** Stored data **
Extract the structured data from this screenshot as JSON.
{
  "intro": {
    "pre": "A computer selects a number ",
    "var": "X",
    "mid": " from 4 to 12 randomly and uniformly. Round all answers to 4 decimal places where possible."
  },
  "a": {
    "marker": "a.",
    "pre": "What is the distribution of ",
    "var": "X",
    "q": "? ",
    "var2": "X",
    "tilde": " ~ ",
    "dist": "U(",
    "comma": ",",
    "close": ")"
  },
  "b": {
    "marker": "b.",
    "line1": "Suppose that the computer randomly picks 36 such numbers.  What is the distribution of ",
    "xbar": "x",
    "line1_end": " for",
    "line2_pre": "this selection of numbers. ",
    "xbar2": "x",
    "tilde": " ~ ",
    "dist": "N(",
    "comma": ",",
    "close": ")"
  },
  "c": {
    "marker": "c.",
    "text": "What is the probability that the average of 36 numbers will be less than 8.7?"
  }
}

* * *

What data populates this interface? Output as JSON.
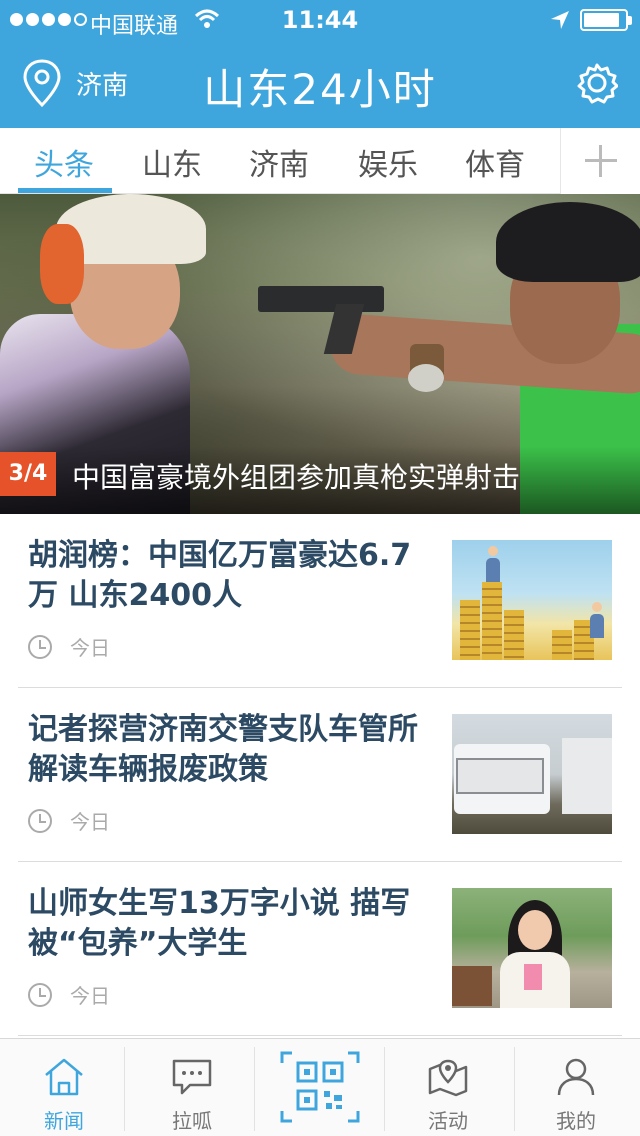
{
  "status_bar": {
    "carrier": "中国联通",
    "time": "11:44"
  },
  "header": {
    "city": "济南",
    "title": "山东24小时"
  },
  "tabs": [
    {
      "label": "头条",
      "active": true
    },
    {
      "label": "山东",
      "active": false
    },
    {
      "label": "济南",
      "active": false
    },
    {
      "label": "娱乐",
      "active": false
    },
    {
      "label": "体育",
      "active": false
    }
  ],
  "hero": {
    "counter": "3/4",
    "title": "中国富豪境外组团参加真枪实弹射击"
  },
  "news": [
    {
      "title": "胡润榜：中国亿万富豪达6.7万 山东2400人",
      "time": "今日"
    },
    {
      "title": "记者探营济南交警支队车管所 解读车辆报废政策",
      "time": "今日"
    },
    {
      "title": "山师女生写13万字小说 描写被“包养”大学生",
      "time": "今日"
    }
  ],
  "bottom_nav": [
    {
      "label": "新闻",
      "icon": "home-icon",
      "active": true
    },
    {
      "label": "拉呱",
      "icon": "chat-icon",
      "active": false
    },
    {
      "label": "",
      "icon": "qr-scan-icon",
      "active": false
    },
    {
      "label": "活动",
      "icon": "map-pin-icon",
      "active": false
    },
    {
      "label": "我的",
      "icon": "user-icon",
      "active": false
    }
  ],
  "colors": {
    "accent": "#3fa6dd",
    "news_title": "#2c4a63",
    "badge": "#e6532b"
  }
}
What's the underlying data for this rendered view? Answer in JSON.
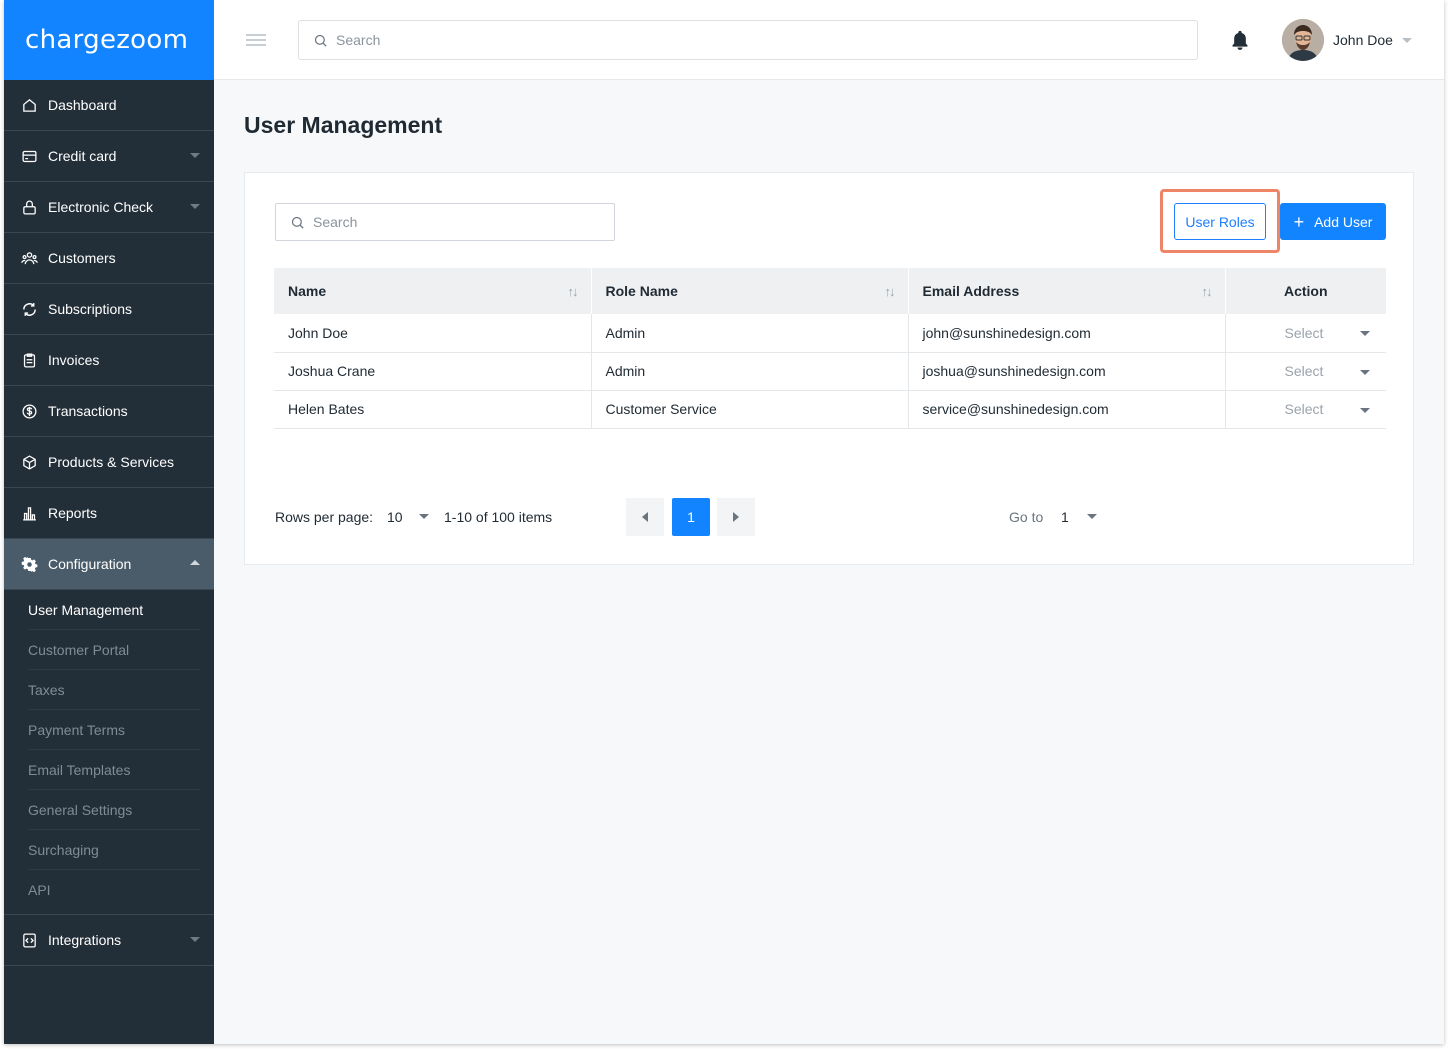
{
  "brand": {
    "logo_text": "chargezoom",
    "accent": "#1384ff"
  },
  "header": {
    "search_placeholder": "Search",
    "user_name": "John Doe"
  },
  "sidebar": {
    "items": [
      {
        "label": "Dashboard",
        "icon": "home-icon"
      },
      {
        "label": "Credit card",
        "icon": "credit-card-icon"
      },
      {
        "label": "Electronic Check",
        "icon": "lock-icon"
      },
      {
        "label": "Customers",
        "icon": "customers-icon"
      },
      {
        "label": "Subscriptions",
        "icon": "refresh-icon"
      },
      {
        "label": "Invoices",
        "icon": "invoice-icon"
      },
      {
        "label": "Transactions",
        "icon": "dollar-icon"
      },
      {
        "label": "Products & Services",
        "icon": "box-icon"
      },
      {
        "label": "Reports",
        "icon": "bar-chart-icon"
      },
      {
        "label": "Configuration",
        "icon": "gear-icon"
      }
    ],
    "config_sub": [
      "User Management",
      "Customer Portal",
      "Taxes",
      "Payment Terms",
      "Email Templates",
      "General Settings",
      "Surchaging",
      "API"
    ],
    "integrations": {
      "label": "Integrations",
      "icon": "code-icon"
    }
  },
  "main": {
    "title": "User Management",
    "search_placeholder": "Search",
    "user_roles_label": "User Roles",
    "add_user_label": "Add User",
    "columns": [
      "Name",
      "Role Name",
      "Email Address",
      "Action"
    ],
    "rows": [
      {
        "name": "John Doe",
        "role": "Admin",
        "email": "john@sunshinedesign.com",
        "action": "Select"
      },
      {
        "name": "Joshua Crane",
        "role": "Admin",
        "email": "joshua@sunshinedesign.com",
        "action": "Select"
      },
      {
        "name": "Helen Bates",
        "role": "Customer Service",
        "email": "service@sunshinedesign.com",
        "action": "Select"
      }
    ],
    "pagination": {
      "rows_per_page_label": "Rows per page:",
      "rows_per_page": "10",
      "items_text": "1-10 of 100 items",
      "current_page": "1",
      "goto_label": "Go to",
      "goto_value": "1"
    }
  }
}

** THE EXERCISE **
Examine the data above and state how many of its lines contain the word "sunshinedesign", with no further remarks.

** SOLUTION TO THIS PROBLEM **
3